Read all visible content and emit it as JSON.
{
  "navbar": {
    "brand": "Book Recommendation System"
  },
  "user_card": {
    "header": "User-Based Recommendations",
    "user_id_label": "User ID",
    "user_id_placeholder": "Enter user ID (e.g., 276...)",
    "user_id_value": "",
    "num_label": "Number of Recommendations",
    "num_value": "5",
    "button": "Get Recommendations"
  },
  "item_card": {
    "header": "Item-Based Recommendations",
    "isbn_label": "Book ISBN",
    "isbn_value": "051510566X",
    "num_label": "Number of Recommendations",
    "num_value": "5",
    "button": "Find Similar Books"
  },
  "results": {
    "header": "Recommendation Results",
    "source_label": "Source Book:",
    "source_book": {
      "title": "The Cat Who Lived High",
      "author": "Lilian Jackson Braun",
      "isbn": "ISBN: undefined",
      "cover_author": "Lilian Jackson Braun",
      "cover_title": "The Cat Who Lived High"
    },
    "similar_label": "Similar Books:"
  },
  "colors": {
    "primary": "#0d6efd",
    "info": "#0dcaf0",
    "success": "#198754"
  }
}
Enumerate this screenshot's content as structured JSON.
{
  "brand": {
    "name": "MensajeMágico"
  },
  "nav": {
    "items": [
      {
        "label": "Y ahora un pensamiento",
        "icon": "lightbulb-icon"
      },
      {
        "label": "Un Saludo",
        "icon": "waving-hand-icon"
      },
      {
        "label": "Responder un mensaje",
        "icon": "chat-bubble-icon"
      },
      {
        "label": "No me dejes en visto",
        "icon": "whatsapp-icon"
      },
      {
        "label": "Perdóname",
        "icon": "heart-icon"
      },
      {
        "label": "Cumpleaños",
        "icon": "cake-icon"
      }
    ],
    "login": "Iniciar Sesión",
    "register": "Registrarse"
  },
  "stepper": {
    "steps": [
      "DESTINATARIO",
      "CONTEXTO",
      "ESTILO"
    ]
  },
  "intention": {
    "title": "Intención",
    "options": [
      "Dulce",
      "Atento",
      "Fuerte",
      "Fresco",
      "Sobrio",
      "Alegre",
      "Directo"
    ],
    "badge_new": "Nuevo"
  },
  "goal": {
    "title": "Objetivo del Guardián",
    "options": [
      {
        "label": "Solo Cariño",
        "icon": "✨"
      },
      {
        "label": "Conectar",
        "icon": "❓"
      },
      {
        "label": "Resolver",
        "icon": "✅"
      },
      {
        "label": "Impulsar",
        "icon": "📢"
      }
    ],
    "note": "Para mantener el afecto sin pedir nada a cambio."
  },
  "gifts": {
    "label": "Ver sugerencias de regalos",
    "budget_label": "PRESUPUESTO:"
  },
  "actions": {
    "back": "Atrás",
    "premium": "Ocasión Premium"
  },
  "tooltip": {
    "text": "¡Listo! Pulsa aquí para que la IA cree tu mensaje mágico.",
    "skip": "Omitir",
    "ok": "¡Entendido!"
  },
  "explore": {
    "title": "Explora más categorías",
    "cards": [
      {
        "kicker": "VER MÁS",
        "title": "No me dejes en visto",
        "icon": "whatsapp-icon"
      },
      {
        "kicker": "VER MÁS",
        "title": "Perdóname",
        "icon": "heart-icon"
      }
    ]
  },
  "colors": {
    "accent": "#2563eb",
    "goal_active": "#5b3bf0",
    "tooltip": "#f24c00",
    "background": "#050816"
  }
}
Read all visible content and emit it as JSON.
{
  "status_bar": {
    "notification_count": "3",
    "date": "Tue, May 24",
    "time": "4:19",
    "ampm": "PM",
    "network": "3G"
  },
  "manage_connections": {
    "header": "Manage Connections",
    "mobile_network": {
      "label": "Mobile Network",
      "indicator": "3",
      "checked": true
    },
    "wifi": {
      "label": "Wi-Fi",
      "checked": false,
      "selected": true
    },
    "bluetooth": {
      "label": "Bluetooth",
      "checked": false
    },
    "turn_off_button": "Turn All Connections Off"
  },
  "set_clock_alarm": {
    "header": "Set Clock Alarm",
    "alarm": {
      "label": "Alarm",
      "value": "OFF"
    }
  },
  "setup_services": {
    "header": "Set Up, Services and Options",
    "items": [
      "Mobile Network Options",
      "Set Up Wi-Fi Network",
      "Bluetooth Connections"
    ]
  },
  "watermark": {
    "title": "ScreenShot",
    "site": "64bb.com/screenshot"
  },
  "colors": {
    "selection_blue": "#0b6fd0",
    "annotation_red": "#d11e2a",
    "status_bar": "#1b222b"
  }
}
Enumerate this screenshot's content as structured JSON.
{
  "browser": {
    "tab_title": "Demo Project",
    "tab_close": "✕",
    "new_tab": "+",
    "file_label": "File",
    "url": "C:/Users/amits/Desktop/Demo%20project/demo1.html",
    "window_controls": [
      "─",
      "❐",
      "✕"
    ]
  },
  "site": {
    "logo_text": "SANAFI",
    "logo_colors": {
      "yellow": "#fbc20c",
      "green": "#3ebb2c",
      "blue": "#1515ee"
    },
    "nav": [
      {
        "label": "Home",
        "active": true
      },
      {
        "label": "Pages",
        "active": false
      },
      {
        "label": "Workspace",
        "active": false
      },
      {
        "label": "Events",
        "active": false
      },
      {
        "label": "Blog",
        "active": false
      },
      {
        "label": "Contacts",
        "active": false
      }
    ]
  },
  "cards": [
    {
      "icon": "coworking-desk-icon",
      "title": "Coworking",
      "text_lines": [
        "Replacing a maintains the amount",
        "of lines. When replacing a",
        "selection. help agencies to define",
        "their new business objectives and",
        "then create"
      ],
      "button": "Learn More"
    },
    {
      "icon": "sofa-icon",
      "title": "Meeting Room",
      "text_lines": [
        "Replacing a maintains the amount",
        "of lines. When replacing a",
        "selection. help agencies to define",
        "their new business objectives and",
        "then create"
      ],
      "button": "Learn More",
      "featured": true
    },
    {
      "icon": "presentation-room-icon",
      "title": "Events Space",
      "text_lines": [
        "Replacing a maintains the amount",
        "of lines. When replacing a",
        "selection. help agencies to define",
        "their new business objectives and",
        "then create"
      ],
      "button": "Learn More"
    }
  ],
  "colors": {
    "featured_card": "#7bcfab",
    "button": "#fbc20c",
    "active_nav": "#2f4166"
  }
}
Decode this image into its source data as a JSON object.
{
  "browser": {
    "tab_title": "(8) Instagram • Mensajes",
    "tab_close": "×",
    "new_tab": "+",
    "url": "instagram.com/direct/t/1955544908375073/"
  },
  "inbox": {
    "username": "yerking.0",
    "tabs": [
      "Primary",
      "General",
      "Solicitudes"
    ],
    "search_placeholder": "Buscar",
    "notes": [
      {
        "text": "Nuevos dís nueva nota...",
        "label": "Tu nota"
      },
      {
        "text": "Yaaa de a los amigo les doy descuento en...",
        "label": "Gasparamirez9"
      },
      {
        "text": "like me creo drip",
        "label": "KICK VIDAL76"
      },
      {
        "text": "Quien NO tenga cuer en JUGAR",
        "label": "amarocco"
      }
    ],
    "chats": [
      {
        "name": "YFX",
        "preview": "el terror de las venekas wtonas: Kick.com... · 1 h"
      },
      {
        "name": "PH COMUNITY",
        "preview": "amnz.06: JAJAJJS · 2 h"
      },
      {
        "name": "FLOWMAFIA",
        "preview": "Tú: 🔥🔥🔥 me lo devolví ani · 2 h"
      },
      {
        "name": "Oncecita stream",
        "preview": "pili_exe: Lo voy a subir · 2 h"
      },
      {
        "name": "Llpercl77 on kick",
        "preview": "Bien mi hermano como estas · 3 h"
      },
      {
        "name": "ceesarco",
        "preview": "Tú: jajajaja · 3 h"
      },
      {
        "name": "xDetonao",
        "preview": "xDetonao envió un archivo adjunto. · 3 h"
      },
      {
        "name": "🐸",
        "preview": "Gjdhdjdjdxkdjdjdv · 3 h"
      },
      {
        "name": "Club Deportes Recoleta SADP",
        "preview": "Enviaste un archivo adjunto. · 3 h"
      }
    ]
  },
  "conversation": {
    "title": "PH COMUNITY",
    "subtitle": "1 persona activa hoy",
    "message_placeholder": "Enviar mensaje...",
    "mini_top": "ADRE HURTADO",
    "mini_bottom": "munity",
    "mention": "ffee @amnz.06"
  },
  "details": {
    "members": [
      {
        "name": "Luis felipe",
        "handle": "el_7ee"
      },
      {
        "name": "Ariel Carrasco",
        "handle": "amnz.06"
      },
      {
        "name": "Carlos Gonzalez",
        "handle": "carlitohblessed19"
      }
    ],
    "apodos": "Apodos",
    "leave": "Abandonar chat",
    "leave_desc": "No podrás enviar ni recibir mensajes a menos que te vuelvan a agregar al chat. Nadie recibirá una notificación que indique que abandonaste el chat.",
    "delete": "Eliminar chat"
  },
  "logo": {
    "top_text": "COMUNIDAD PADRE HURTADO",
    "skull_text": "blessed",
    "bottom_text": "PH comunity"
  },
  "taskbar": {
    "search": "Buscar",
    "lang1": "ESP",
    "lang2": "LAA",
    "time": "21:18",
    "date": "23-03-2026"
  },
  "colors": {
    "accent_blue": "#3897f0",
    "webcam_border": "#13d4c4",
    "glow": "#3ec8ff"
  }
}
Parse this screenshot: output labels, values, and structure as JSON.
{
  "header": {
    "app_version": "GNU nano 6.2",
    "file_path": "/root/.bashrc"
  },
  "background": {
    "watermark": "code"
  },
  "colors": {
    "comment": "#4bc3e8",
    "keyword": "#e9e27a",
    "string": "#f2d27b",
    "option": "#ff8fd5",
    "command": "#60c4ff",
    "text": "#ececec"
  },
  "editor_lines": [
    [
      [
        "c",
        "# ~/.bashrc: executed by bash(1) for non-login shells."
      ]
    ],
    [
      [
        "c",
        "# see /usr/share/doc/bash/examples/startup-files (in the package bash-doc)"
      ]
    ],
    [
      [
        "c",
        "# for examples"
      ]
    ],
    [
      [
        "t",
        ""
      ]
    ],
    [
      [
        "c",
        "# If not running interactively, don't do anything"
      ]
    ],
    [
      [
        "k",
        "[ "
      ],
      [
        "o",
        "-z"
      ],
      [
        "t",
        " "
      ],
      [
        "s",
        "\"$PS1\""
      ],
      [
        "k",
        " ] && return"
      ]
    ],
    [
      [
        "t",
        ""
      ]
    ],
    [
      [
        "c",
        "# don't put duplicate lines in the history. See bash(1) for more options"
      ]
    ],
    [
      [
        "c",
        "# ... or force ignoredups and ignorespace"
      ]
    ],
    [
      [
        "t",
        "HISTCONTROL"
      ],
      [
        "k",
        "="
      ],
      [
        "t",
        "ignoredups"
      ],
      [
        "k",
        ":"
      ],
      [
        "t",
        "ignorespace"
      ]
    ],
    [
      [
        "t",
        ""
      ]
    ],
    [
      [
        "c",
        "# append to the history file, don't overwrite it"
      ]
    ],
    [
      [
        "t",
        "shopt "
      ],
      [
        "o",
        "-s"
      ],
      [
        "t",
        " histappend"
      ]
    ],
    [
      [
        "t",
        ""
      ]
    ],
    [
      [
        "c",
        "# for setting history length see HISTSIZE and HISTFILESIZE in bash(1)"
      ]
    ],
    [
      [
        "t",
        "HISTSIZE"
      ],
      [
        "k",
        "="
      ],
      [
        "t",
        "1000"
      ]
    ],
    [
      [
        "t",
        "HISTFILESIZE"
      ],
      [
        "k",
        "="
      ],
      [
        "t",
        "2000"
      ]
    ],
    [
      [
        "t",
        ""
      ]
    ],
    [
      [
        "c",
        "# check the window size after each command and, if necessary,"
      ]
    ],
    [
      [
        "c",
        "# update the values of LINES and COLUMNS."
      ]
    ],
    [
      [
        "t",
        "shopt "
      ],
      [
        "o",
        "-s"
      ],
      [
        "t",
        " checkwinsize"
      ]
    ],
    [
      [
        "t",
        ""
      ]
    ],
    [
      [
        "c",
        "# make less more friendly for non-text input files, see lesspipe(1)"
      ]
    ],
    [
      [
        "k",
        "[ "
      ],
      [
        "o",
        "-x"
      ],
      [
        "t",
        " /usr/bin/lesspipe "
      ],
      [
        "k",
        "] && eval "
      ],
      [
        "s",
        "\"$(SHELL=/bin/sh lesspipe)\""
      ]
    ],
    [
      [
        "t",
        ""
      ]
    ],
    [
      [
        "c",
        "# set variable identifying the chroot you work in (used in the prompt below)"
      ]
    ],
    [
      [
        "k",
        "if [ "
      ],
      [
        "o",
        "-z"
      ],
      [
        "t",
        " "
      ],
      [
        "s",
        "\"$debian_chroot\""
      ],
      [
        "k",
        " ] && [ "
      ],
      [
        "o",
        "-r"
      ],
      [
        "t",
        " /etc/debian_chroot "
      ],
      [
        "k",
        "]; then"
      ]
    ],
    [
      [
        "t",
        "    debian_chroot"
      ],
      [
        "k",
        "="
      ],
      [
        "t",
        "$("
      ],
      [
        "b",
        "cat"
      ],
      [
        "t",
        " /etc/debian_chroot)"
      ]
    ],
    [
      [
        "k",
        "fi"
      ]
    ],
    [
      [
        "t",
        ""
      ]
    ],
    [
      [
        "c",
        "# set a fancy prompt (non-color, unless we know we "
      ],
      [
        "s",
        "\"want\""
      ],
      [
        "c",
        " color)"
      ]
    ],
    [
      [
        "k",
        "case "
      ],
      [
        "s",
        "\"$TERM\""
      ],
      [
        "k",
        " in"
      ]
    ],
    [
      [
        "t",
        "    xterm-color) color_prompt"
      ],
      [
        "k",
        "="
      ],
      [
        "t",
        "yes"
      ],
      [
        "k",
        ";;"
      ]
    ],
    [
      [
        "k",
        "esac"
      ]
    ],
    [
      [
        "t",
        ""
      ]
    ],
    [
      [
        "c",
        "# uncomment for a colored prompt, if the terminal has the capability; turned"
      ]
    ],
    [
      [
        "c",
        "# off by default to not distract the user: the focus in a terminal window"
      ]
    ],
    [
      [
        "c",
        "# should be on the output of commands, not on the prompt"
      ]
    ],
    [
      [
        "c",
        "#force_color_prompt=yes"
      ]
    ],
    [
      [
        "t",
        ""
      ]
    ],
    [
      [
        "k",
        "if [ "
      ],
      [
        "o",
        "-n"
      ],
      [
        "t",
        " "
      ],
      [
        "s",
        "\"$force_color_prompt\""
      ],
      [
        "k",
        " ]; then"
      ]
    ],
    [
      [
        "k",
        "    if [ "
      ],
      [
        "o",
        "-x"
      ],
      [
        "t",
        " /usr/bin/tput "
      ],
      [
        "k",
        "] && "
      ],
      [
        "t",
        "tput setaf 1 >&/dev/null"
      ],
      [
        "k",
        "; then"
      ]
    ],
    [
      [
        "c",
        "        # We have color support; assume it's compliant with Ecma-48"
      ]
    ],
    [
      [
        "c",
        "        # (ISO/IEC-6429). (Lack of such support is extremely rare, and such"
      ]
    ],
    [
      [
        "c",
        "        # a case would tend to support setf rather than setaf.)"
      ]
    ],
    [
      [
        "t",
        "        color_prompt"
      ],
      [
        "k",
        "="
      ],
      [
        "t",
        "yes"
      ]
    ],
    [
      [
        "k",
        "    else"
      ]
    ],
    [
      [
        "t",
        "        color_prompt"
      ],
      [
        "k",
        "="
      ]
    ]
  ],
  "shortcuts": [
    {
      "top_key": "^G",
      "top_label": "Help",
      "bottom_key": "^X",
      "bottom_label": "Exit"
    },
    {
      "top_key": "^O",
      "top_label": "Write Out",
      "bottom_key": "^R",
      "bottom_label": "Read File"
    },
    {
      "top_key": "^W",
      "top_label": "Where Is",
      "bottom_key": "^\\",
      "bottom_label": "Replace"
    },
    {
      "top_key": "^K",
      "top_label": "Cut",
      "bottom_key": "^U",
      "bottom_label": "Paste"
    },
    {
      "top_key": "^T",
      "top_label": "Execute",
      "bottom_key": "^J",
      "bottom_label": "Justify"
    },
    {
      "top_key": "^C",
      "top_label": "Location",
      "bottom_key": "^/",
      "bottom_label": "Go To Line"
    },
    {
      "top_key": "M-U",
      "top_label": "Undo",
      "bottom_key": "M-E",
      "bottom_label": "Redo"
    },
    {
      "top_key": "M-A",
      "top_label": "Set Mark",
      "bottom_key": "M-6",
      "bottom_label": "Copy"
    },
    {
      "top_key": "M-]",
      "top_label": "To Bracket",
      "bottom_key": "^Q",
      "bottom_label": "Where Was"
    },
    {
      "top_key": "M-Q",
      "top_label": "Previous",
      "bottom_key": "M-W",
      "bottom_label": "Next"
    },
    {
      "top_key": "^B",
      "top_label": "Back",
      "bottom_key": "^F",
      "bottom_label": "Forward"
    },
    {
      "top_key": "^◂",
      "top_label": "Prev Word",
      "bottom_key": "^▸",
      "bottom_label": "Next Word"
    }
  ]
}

- [INSTRUCTIONS TO FOLLOW]
Go through the material above and copy each line that has the word "ignorespace".

- [EXERCISE OUTPUT]
        "# ... or force ignoredups and ignorespace"
        "ignorespace"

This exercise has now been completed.